◆ Aim of the task
Find the word "enterprise" in the records below. List each line containing it.

◆ Records provided
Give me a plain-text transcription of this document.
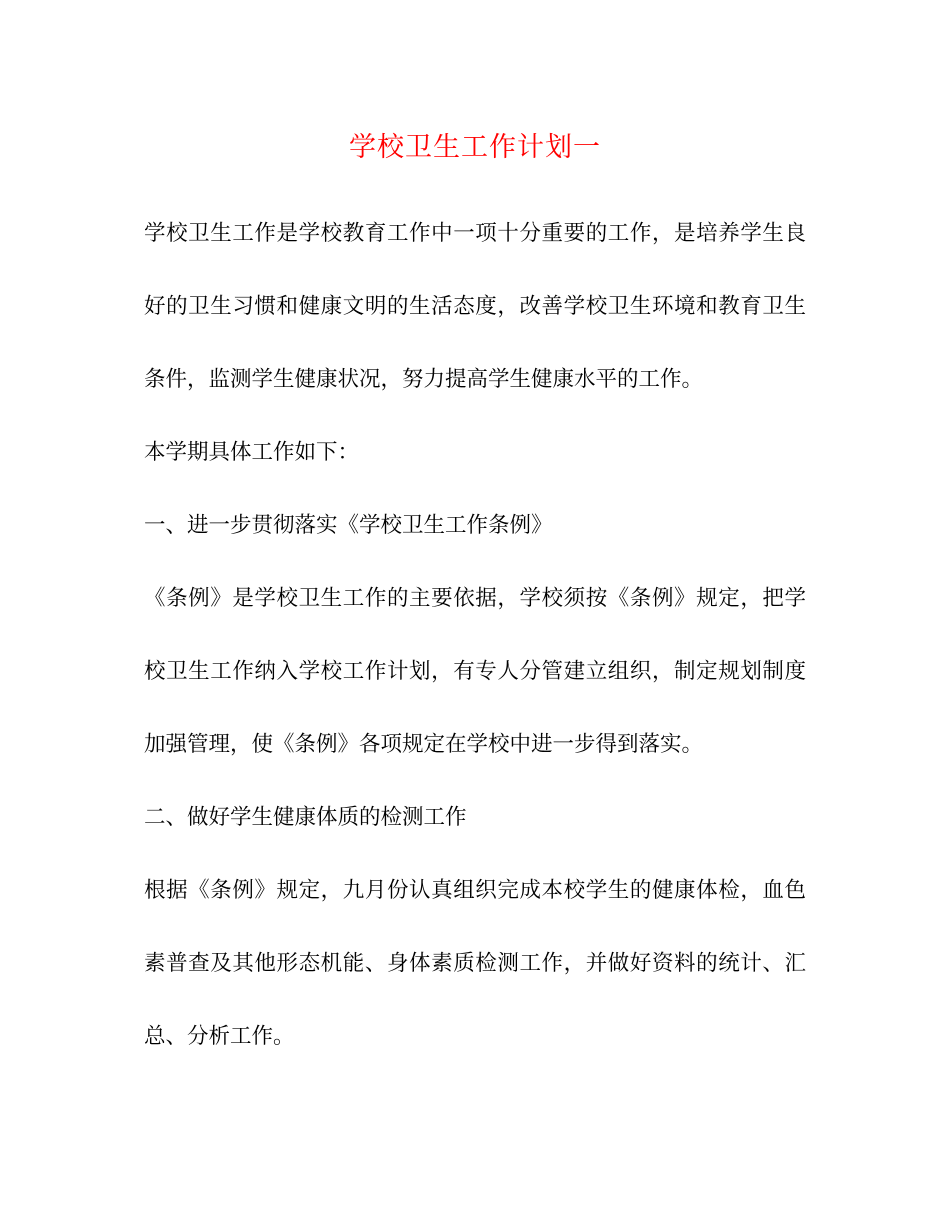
学校卫生工作计划一
学校卫生工作是学校教育工作中一项十分重要的工作，是培养学生良
好的卫生习惯和健康文明的生活态度，改善学校卫生环境和教育卫生
条件，监测学生健康状况，努力提高学生健康水平的工作。
本学期具体工作如下：
一、进一步贯彻落实《学校卫生工作条例》
《条例》是学校卫生工作的主要依据，学校须按《条例》规定，把学
校卫生工作纳入学校工作计划，有专人分管建立组织，制定规划制度
加强管理，使《条例》各项规定在学校中进一步得到落实。
二、做好学生健康体质的检测工作
根据《条例》规定，九月份认真组织完成本校学生的健康体检，血色
素普查及其他形态机能、身体素质检测工作，并做好资料的统计、汇
总、分析工作。
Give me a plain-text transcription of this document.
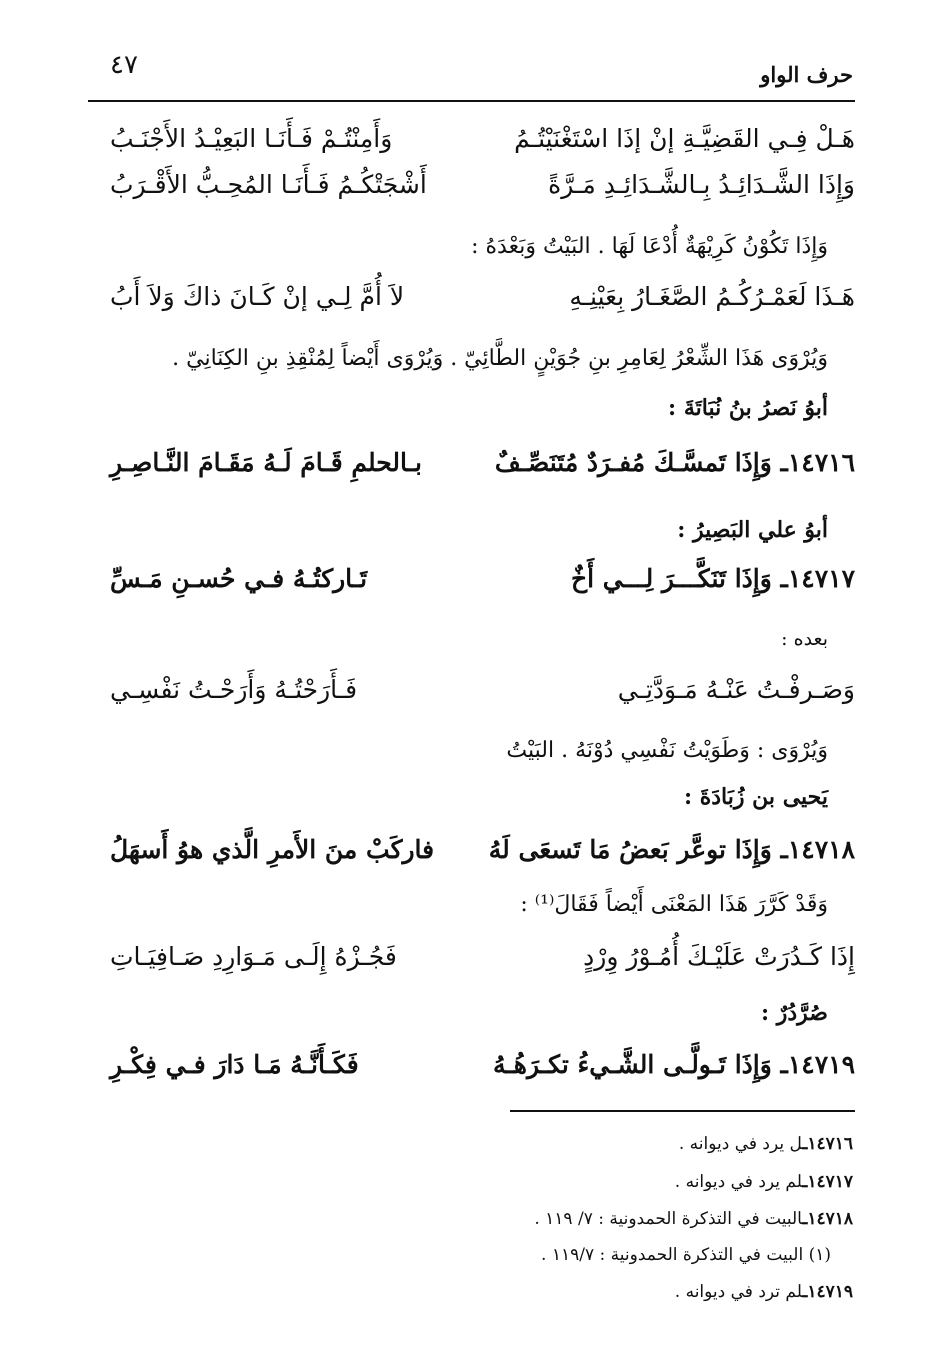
حرف الواو
٤٧
هَـلْ فِـي القَضِيَّـةِ إنْ إذَا اسْتَغْنَيْتُـمُ
وَأَمِنْتُـمْ فَـأَنَـا البَعِيْـدُ الأَجْنَـبُ
وَإِذَا الشَّـدَائِـدُ بِـالشَّـدَائِـدِ مَـرَّةً
أَشْجَتْكُـمُ فَـأَنَـا المُحِـبُّ الأَقْـرَبُ
وَإِذَا تَكُوْنُ كَرِيْهَةٌ أُدْعَا لَهَا . البَيْتُ وَبَعْدَهُ :
هَـذَا لَعَمْـرُكُـمُ الصَّغَـارُ بِعَيْنِـهِ
لاَ أُمَّ لِـي إنْ كَـانَ ذاكَ وَلاَ أَبُ
وَيُرْوَى هَذَا الشِّعْرُ لِعَامِرِ بنِ جُوَيْنٍ الطَّائِيّ . وَيُرْوَى أَيْضاً لِمُنْقِذِ بنِ الكِنَانِيّ .
أبوُ نَصرُ بنُ نُبَاتَةَ :
١٤٧١٦ـ وَإِذَا تَمسَّـكَ مُفـرَدٌ مُتَنَصِّـفٌ
بـالحلمِ قَـامَ لَـهُ مَقَـامَ النَّـاصِـرِ
أبوُ علي البَصِيرُ :
١٤٧١٧ـ وَإِذَا تَنَكَّـــرَ لِـــي أَخٌ
تَـاركتُـهُ فـي حُسـنِ مَـسِّ
بعده :
وَصَـرفْـتُ عَنْـهُ مَـوَدَّتِـي
فَـأَرَحْتُـهُ وَأَرَحْـتُ نَفْسِـي
وَيُرْوَى : وَطَوَيْتُ نَفْسِي دُوْنَهُ . البَيْتُ
يَحيى بن زُبَادَةَ :
١٤٧١٨ـ وَإِذَا توعَّر بَعضُ مَا تَسعَى لَهُ
فاركَبْ منَ الأَمرِ الَّذي هوُ أَسهَلُ
وَقَدْ كَرَّرَ هَذَا المَعْنَى أَيْضاً فَقَالَ⁽¹⁾ :
إِذَا كَـدُرَتْ عَلَيْـكَ أُمُـوْرُ وِرْدٍ
فَجُـزْهُ إِلَـى مَـوَارِدِ صَـافِيَـاتِ
صُرَّدُرٌ :
١٤٧١٩ـ وَإِذَا تَـولَّـى الشَّـيءُ تكـرَهُـهُ
فَكَـأَنَّـهُ مَـا دَارَ فـي فِكْـرِ
١٤٧١٦ـل يرد في ديوانه .
١٤٧١٧ـلم يرد في ديوانه .
١٤٧١٨ـالبيت في التذكرة الحمدونية : ٧/ ١١٩ .
(١) البيت في التذكرة الحمدونية : ١١٩/٧ .
١٤٧١٩ـلم ترد في ديوانه .
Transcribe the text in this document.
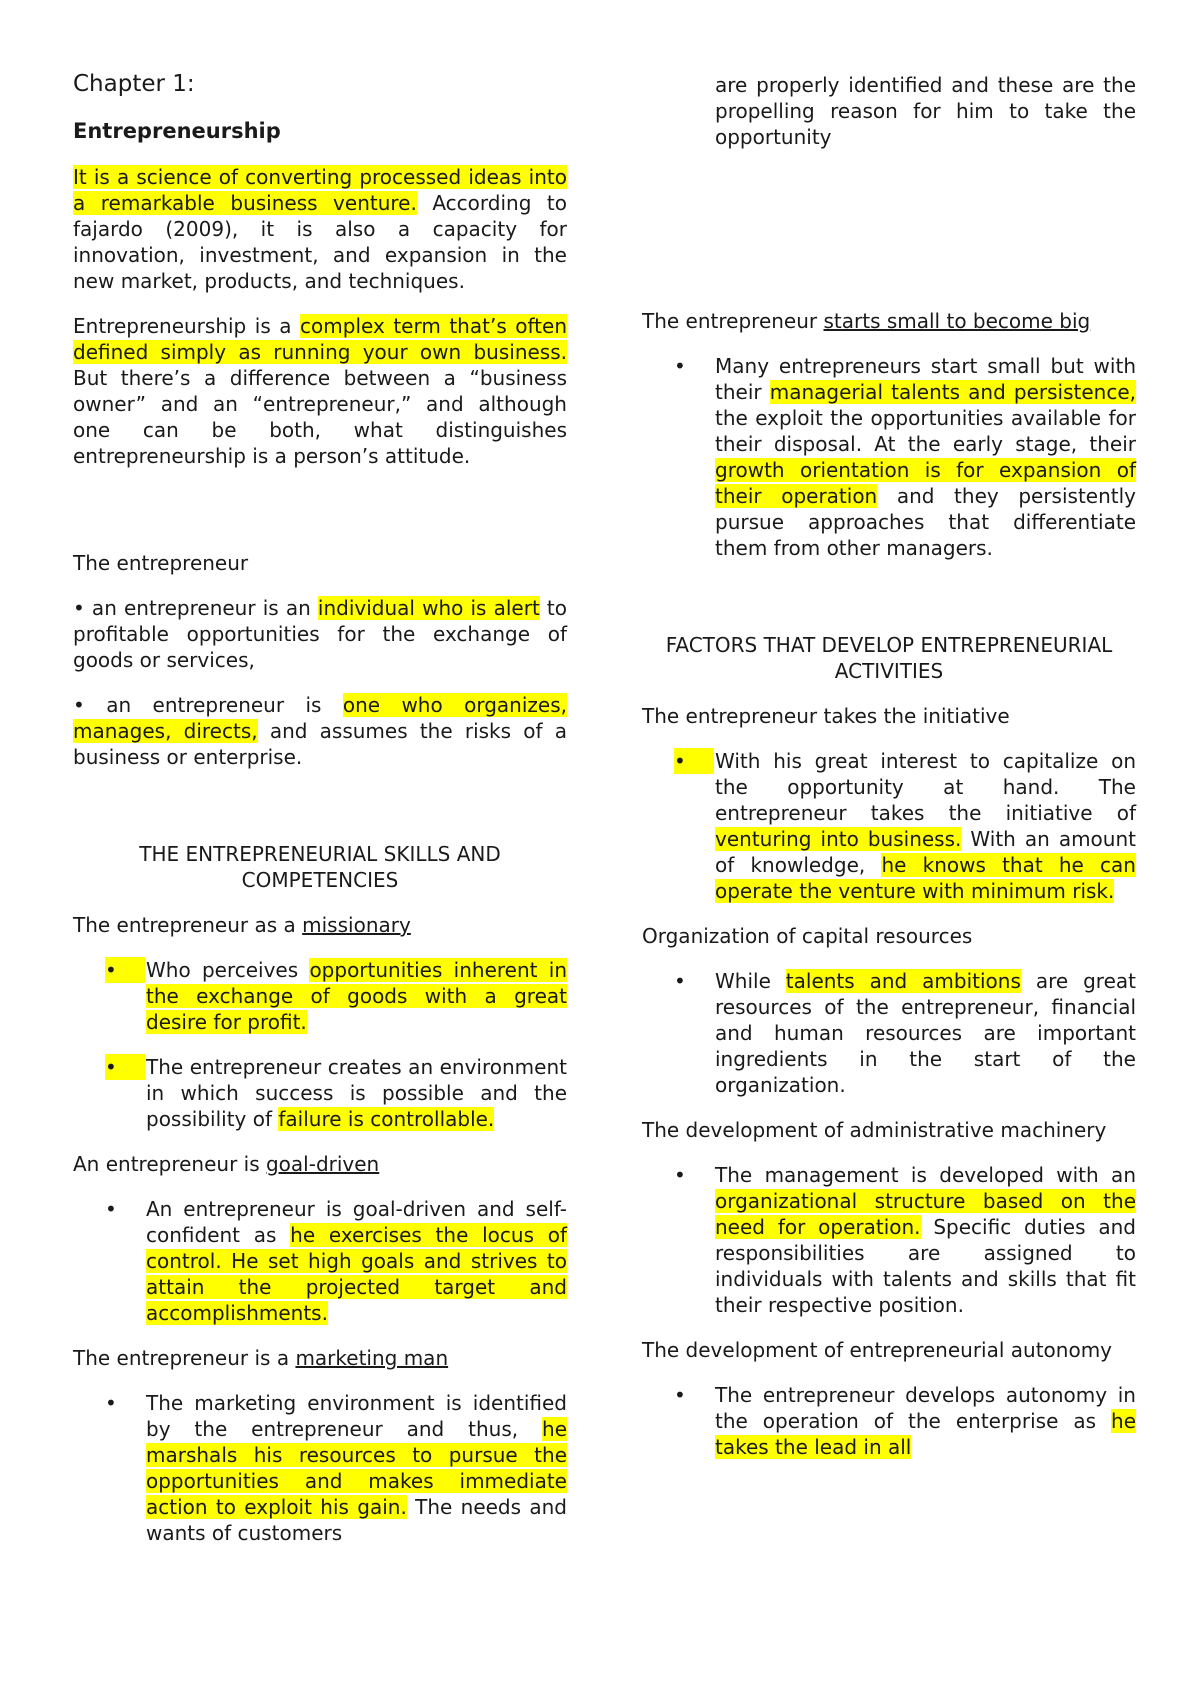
Chapter 1:
Entrepreneurship

It is a science of converting processed ideas into a remarkable business venture. According to fajardo (2009), it is also a capacity for innovation, investment, and expansion in the new market, products, and techniques.

Entrepreneurship is a complex term that’s often defined simply as running your own business. But there’s a difference between a “business owner” and an “entrepreneur,” and although one can be both, what distinguishes entrepreneurship is a person’s attitude.

The entrepreneur

• an entrepreneur is an individual who is alert to profitable opportunities for the exchange of goods or services,

• an entrepreneur is one who organizes, manages, directs, and assumes the risks of a business or enterprise.

THE ENTREPRENEURIAL SKILLS AND COMPETENCIES

The entrepreneur as a missionary

•	Who perceives opportunities inherent in the exchange of goods with a great desire for profit.
•	The entrepreneur creates an environment in which success is possible and the possibility of failure is controllable.

An entrepreneur is goal-driven

•	An entrepreneur is goal-driven and self-confident as he exercises the locus of control. He set high goals and strives to attain the projected target and accomplishments.

The entrepreneur is a marketing man

•	The marketing environment is identified by the entrepreneur and thus, he marshals his resources to pursue the opportunities and makes immediate action to exploit his gain. The needs and wants of customers
are properly identified and these are the propelling reason for him to take the opportunity

The entrepreneur starts small to become big

•	Many entrepreneurs start small but with their managerial talents and persistence, the exploit the opportunities available for their disposal. At the early stage, their growth orientation is for expansion of their operation and they persistently pursue approaches that differentiate them from other managers.

FACTORS THAT DEVELOP ENTREPRENEURIAL ACTIVITIES

The entrepreneur takes the initiative

•	With his great interest to capitalize on the opportunity at hand. The entrepreneur takes the initiative of venturing into business. With an amount of knowledge, he knows that he can operate the venture with minimum risk.

Organization of capital resources

•	While talents and ambitions are great resources of the entrepreneur, financial and human resources are important ingredients in the start of the organization.

The development of administrative machinery

•	The management is developed with an organizational structure based on the need for operation. Specific duties and responsibilities are assigned to individuals with talents and skills that fit their respective position.

The development of entrepreneurial autonomy

•	The entrepreneur develops autonomy in the operation of the enterprise as he takes the lead in all
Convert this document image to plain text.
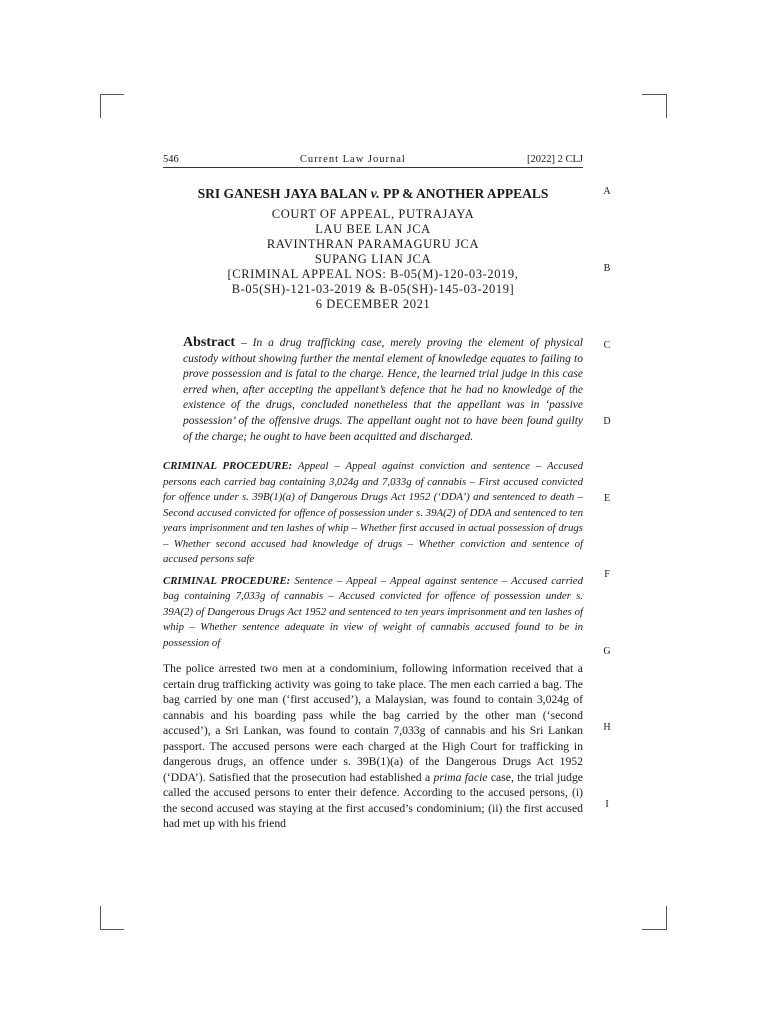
546	Current Law Journal	[2022] 2 CLJ
SRI GANESH JAYA BALAN v. PP & ANOTHER APPEALS
COURT OF APPEAL, PUTRAJAYA
LAU BEE LAN JCA
RAVINTHRAN PARAMAGURU JCA
SUPANG LIAN JCA
[CRIMINAL APPEAL NOS: B-05(M)-120-03-2019,
B-05(SH)-121-03-2019 & B-05(SH)-145-03-2019]
6 DECEMBER 2021
Abstract – In a drug trafficking case, merely proving the element of physical custody without showing further the mental element of knowledge equates to failing to prove possession and is fatal to the charge. Hence, the learned trial judge in this case erred when, after accepting the appellant’s defence that he had no knowledge of the existence of the drugs, concluded nonetheless that the appellant was in ‘passive possession’ of the offensive drugs. The appellant ought not to have been found guilty of the charge; he ought to have been acquitted and discharged.
CRIMINAL PROCEDURE: Appeal – Appeal against conviction and sentence – Accused persons each carried bag containing 3,024g and 7,033g of cannabis – First accused convicted for offence under s. 39B(1)(a) of Dangerous Drugs Act 1952 (‘DDA’) and sentenced to death – Second accused convicted for offence of possession under s. 39A(2) of DDA and sentenced to ten years imprisonment and ten lashes of whip – Whether first accused in actual possession of drugs – Whether second accused had knowledge of drugs – Whether conviction and sentence of accused persons safe
CRIMINAL PROCEDURE: Sentence – Appeal – Appeal against sentence – Accused carried bag containing 7,033g of cannabis – Accused convicted for offence of possession under s. 39A(2) of Dangerous Drugs Act 1952 and sentenced to ten years imprisonment and ten lashes of whip – Whether sentence adequate in view of weight of cannabis accused found to be in possession of
The police arrested two men at a condominium, following information received that a certain drug trafficking activity was going to take place. The men each carried a bag. The bag carried by one man (‘first accused’), a Malaysian, was found to contain 3,024g of cannabis and his boarding pass while the bag carried by the other man (‘second accused’), a Sri Lankan, was found to contain 7,033g of cannabis and his Sri Lankan passport. The accused persons were each charged at the High Court for trafficking in dangerous drugs, an offence under s. 39B(1)(a) of the Dangerous Drugs Act 1952 (‘DDA’). Satisfied that the prosecution had established a prima facie case, the trial judge called the accused persons to enter their defence. According to the accused persons, (i) the second accused was staying at the first accused’s condominium; (ii) the first accused had met up with his friend
A
B
C
D
E
F
G
H
I
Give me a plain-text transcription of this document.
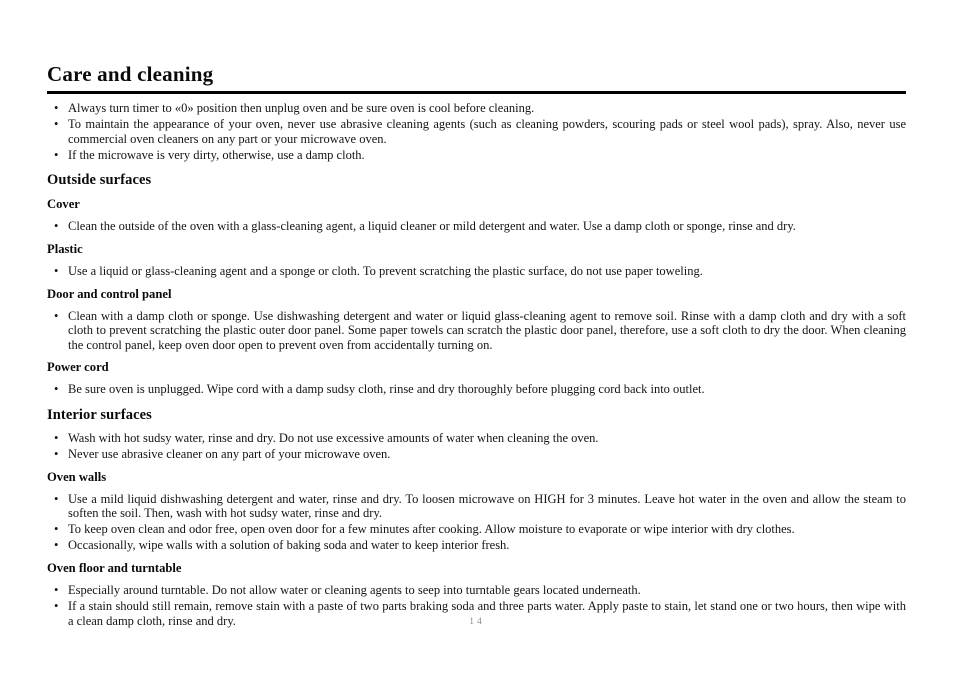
Care and cleaning
• Always turn timer to «0» position then unplug oven and be sure oven is cool before cleaning.
• To maintain the appearance of your oven, never use abrasive cleaning agents (such as cleaning powders, scouring pads or steel wool pads), spray. Also, never use commercial oven cleaners on any part or your microwave oven.
• If the microwave is very dirty, otherwise, use a damp cloth.
Outside surfaces
Cover
• Clean the outside of the oven with a glass-cleaning agent, a liquid cleaner or mild detergent and water. Use a damp cloth or sponge, rinse and dry.
Plastic
• Use a liquid or glass-cleaning agent and a sponge or cloth. To prevent scratching the plastic surface, do not use paper toweling.
Door and control panel
• Clean with a damp cloth or sponge. Use dishwashing detergent and water or liquid glass-cleaning agent to remove soil. Rinse with a damp cloth and dry with a soft cloth to prevent scratching the plastic outer door panel. Some paper towels can scratch the plastic door panel, therefore, use a soft cloth to dry the door. When cleaning the control panel, keep oven door open to prevent oven from accidentally turning on.
Power cord
• Be sure oven is unplugged. Wipe cord with a damp sudsy cloth, rinse and dry thoroughly before plugging cord back into outlet.
Interior surfaces
• Wash with hot sudsy water, rinse and dry. Do not use excessive amounts of water when cleaning the oven.
• Never use abrasive cleaner on any part of your microwave oven.
Oven walls
• Use a mild liquid dishwashing detergent and water, rinse and dry. To loosen microwave on HIGH for 3 minutes. Leave hot water in the oven and allow the steam to soften the soil. Then, wash with hot sudsy water, rinse and dry.
• To keep oven clean and odor free, open oven door for a few minutes after cooking. Allow moisture to evaporate or wipe interior with dry clothes.
• Occasionally, wipe walls with a solution of baking soda and water to keep interior fresh.
Oven floor and turntable
• Especially around turntable. Do not allow water or cleaning agents to seep into turntable gears located underneath.
• If a stain should still remain, remove stain with a paste of two parts braking soda and three parts water. Apply paste to stain, let stand one or two hours, then wipe with a clean damp cloth, rinse and dry.	14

◆ Reply
• an entrepreneur is one who organizes, manages, directs, and assumes the risks of a business or enterprise.
•	The entrepreneur develops autonomy in the operation of the enterprise as he takes the lead in all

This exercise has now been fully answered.